_Problem_
Locate every line in the records below that holds the word "relieves" and return each one.

Stored items:
┌──

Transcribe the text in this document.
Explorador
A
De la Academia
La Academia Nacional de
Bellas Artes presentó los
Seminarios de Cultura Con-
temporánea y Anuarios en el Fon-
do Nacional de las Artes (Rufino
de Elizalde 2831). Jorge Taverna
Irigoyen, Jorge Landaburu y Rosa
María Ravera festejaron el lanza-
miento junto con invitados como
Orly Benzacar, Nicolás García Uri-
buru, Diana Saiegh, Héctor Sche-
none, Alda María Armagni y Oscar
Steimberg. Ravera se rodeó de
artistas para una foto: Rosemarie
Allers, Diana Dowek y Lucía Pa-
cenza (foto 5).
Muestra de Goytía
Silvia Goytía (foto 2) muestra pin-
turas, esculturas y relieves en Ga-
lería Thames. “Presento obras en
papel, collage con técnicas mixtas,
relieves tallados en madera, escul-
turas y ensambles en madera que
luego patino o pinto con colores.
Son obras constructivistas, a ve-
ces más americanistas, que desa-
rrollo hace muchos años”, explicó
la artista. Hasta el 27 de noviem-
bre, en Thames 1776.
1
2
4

└──
┌──

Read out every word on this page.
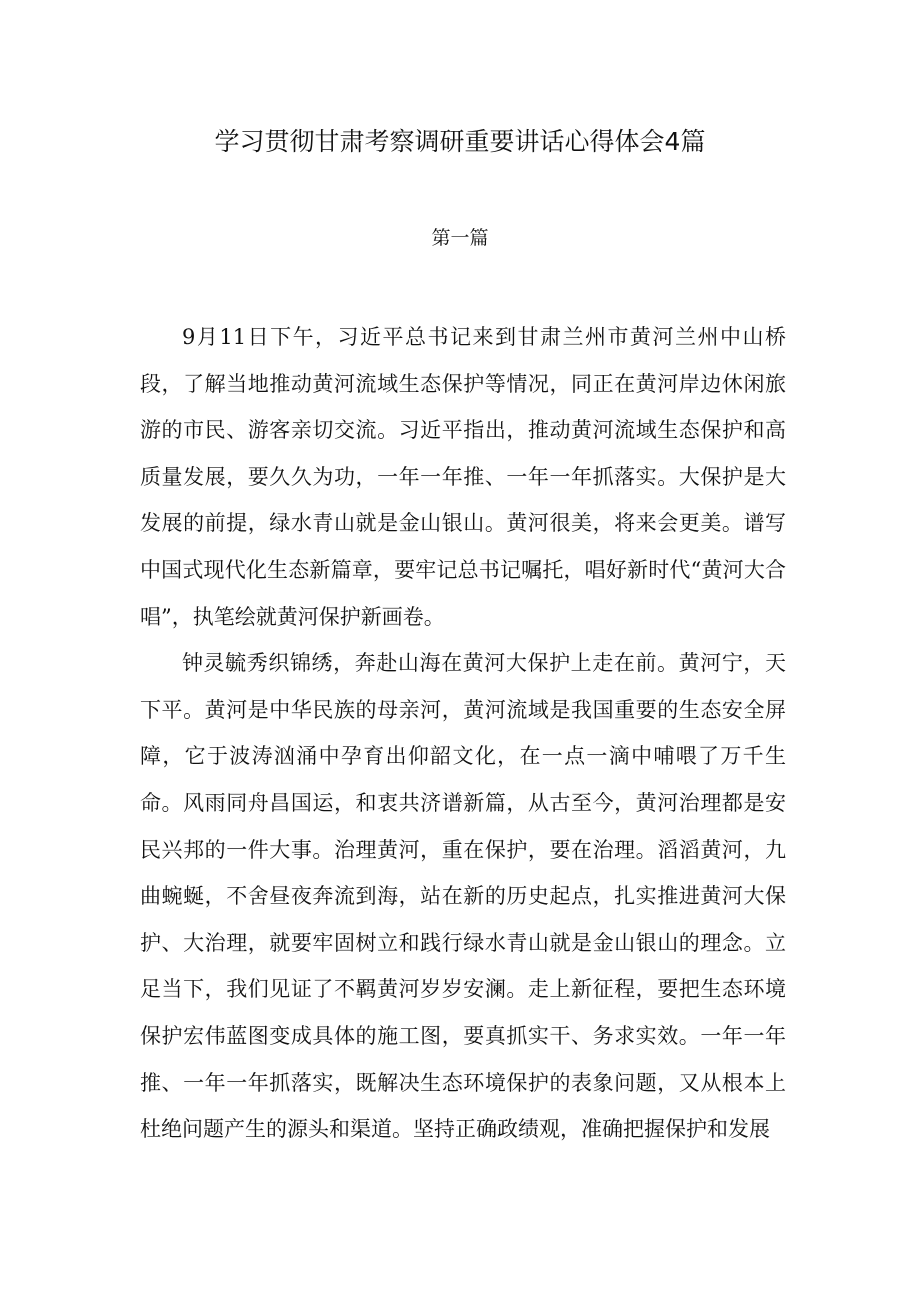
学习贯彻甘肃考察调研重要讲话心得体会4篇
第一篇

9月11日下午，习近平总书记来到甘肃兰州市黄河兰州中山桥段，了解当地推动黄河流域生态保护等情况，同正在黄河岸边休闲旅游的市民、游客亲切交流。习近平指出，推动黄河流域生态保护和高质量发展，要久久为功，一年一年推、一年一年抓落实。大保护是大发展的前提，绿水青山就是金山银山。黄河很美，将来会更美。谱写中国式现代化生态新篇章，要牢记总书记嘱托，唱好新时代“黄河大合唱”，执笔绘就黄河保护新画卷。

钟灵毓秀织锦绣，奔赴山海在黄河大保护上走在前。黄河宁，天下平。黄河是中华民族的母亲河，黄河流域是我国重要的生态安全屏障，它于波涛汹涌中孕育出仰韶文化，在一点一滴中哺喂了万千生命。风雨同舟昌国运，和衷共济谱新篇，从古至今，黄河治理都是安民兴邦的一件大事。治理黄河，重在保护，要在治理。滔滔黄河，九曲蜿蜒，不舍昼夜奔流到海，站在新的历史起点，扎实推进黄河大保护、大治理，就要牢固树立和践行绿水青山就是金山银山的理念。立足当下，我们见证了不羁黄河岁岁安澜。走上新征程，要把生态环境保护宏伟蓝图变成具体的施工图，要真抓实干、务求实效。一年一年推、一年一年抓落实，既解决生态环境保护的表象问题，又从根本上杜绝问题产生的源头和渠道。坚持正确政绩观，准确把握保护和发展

└──

_Solution to this exercise_
turas, esculturas y relieves en Ga-
relieves tallados en madera, escul-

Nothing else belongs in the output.